> [SHORT PROBLEM]: Return every line of the data below that includes the string "sont".

--- BEGIN PROVIDED ENTRIES ---

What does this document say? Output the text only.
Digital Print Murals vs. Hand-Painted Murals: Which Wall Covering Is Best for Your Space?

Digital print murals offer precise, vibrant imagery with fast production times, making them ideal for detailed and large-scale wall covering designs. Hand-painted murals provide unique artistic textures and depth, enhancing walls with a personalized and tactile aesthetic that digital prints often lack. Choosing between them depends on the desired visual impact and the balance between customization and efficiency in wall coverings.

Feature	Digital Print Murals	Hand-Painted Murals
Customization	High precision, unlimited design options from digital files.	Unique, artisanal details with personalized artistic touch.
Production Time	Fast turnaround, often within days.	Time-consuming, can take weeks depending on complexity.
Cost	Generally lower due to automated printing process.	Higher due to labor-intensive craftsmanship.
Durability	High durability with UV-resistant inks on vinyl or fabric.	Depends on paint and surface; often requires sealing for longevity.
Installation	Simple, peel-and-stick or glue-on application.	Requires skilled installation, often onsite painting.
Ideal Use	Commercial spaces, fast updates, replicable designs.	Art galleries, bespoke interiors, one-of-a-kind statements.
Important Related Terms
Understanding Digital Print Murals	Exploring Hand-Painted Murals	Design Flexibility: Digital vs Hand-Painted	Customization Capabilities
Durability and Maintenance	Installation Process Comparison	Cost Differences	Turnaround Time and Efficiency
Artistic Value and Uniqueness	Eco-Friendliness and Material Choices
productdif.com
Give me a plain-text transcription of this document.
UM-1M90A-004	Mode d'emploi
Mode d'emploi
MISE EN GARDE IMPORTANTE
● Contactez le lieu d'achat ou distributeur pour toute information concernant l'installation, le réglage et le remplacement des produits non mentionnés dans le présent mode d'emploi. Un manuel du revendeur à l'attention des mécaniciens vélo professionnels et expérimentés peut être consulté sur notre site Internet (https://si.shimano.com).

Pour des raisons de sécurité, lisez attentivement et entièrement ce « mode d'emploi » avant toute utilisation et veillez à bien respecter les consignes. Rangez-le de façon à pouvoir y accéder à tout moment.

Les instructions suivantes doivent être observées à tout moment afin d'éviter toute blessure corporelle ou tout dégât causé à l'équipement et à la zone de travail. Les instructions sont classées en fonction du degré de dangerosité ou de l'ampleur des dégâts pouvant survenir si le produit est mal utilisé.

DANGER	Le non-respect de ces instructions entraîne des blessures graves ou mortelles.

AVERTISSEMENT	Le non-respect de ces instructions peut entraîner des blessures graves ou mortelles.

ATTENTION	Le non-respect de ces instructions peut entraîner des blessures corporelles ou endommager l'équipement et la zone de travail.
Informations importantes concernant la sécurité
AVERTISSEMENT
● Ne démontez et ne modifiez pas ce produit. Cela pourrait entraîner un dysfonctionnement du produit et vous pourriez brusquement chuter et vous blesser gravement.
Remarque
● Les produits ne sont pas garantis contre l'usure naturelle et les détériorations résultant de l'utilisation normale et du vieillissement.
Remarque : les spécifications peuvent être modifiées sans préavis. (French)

--- END PROVIDED ENTRIES ---

> [WRITTEN SOLUTION]:
Les instructions suivantes doivent être observées à tout moment afin d'éviter toute blessure corporelle ou tout dégât causé à l'équipement et à la zone de travail. Les instructions sont classées en fonction du degré de dangerosité ou de l'ampleur des dégâts pouvant survenir si le produit est mal utilisé.
● Les produits ne sont pas garantis contre l'usure naturelle et les détériorations résultant de l'utilisation normale et du vieillissement.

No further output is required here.